AIM
A line counts if it contains the string "correct"; say how many such lines there are, giving only the number.

++++ RECORDS PROVIDED

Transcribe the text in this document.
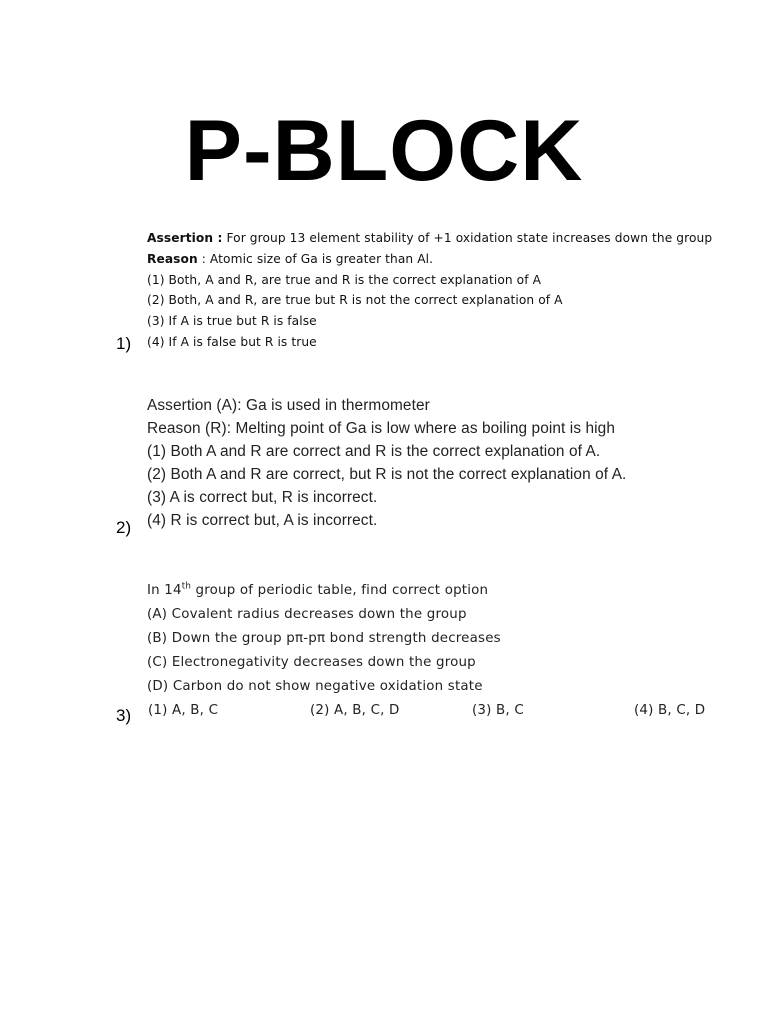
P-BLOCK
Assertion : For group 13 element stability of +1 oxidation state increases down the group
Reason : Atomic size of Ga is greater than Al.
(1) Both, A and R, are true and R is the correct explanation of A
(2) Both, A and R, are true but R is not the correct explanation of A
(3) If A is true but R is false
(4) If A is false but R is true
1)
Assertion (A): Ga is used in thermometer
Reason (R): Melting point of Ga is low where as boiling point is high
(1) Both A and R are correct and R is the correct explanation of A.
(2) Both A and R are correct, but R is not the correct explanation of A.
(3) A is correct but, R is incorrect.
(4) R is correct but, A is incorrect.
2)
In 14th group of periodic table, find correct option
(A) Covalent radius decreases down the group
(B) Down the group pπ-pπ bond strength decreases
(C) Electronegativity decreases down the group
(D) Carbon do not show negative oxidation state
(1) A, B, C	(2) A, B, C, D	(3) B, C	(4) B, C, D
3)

++++++++
++++ RECORDS PROVIDED

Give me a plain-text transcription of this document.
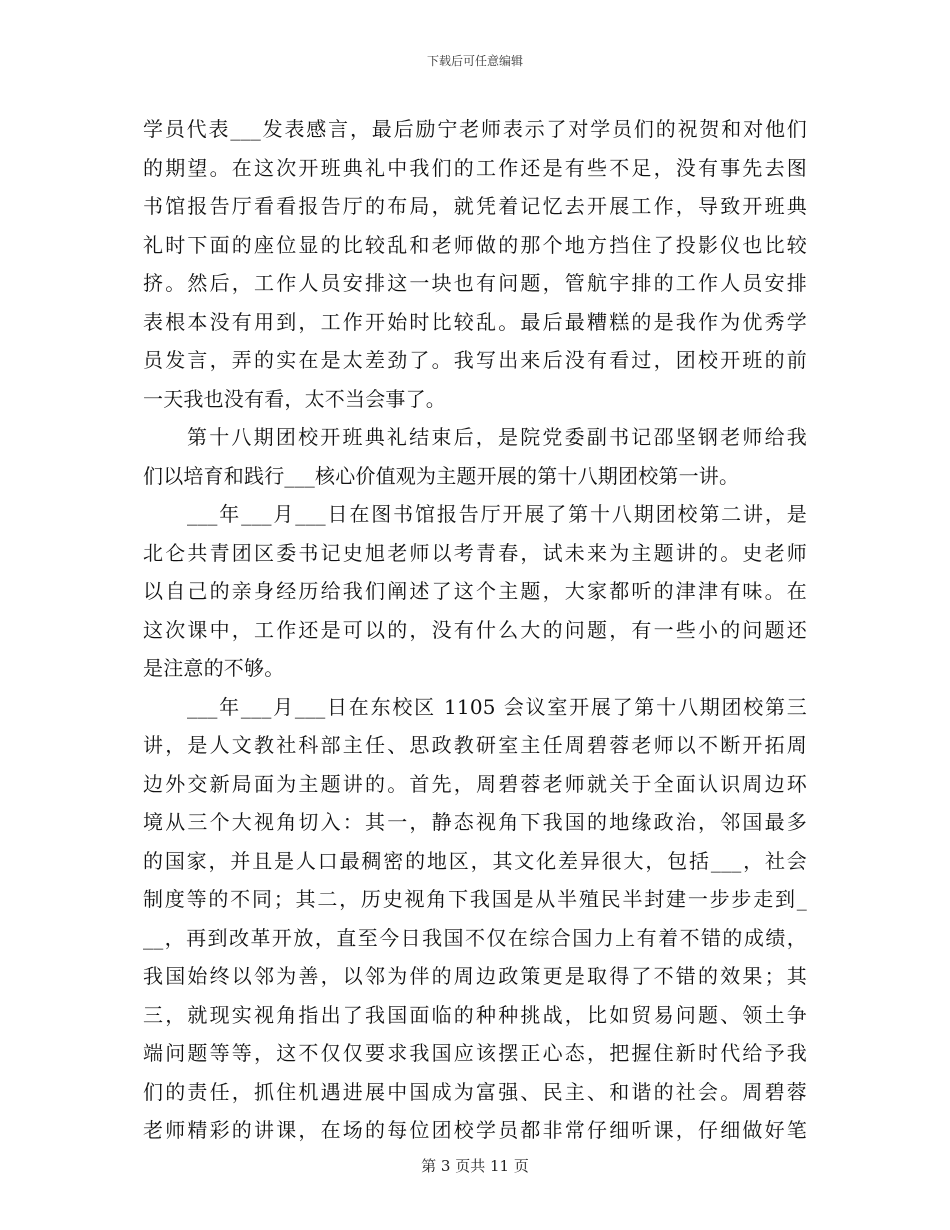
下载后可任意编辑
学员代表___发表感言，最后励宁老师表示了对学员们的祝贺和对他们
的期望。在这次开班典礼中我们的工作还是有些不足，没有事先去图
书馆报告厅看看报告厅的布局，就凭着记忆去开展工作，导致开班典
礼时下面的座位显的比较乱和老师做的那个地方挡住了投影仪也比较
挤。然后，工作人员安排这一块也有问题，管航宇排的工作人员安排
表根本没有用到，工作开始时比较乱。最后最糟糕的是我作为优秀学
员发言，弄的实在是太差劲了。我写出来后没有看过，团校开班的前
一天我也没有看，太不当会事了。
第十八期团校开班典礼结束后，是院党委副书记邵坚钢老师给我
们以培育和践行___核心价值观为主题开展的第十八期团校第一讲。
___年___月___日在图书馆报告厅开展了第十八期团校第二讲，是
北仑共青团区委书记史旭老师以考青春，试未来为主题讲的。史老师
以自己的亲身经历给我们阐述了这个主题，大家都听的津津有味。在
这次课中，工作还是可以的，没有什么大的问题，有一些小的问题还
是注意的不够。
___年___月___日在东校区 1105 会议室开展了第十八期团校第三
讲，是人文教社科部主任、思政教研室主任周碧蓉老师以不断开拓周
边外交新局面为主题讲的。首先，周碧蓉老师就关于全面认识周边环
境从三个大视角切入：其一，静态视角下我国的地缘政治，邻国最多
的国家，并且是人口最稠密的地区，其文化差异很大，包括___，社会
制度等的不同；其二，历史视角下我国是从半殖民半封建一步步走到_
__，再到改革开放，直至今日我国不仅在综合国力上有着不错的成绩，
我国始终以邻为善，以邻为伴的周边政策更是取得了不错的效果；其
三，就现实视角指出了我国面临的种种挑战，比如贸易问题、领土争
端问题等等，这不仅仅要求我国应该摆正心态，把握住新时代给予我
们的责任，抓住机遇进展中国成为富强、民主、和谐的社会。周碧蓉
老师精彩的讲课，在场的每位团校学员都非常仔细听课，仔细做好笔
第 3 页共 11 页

++++++++

WORKED ANSWER
7